* CHALLENGE: Your task is to output the entries below word for word.

>> START

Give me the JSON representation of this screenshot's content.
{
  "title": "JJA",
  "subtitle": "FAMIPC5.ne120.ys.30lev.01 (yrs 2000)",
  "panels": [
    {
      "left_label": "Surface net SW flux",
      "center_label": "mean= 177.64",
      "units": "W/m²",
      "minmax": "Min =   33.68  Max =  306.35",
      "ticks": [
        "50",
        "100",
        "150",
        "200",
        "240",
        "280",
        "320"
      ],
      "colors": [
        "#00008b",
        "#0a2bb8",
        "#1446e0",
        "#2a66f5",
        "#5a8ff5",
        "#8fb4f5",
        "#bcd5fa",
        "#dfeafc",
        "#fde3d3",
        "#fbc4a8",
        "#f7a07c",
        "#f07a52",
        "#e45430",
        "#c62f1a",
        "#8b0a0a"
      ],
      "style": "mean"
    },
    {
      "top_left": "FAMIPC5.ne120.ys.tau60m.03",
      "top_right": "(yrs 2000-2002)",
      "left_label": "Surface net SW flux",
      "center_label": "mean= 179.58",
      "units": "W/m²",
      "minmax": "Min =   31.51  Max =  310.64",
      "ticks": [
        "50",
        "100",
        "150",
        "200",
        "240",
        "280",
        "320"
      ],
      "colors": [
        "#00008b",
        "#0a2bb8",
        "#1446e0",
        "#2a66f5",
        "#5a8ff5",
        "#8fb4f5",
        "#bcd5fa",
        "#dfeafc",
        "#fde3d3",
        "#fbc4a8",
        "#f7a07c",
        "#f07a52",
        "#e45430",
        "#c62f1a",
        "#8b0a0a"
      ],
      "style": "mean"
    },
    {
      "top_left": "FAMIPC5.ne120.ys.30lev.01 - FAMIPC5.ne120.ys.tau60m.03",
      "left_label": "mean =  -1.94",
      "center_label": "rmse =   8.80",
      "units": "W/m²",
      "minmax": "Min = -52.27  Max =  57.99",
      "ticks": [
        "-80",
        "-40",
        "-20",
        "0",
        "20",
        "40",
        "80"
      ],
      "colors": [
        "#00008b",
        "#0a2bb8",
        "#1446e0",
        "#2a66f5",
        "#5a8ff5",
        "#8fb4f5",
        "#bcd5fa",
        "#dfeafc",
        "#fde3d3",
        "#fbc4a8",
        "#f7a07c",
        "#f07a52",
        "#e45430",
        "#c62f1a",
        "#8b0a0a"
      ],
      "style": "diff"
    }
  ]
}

>> END

* SOLUTION FOR THIS TASK:
Give me the JSON representation of this screenshot's content.
{
  "title": "JJA",
  "subtitle": "FAMIPC5.ne120.ys.30lev.01 (yrs 2000)",
  "panels": [
    {
      "left_label": "Surface net SW flux",
      "center_label": "mean= 177.64",
      "units": "W/m²",
      "minmax": "Min =   33.68  Max =  306.35",
      "ticks": [
        "50",
        "100",
        "150",
        "200",
        "240",
        "280",
        "320"
      ],
      "colors": [
        "#00008b",
        "#0a2bb8",
        "#1446e0",
        "#2a66f5",
        "#5a8ff5",
        "#8fb4f5",
        "#bcd5fa",
        "#dfeafc",
        "#fde3d3",
        "#fbc4a8",
        "#f7a07c",
        "#f07a52",
        "#e45430",
        "#c62f1a",
        "#8b0a0a"
      ],
      "style": "mean"
    },
    {
      "top_left": "FAMIPC5.ne120.ys.tau60m.03",
      "top_right": "(yrs 2000-2002)",
      "left_label": "Surface net SW flux",
      "center_label": "mean= 179.58",
      "units": "W/m²",
      "minmax": "Min =   31.51  Max =  310.64",
      "ticks": [
        "50",
        "100",
        "150",
        "200",
        "240",
        "280",
        "320"
      ],
      "colors": [
        "#00008b",
        "#0a2bb8",
        "#1446e0",
        "#2a66f5",
        "#5a8ff5",
        "#8fb4f5",
        "#bcd5fa",
        "#dfeafc",
        "#fde3d3",
        "#fbc4a8",
        "#f7a07c",
        "#f07a52",
        "#e45430",
        "#c62f1a",
        "#8b0a0a"
      ],
      "style": "mean"
    },
    {
      "top_left": "FAMIPC5.ne120.ys.30lev.01 - FAMIPC5.ne120.ys.tau60m.03",
      "left_label": "mean =  -1.94",
      "center_label": "rmse =   8.80",
      "units": "W/m²",
      "minmax": "Min = -52.27  Max =  57.99",
      "ticks": [
        "-80",
        "-40",
        "-20",
        "0",
        "20",
        "40",
        "80"
      ],
      "colors": [
        "#00008b",
        "#0a2bb8",
        "#1446e0",
        "#2a66f5",
        "#5a8ff5",
        "#8fb4f5",
        "#bcd5fa",
        "#dfeafc",
        "#fde3d3",
        "#fbc4a8",
        "#f7a07c",
        "#f07a52",
        "#e45430",
        "#c62f1a",
        "#8b0a0a"
      ],
      "style": "diff"
    }
  ]
}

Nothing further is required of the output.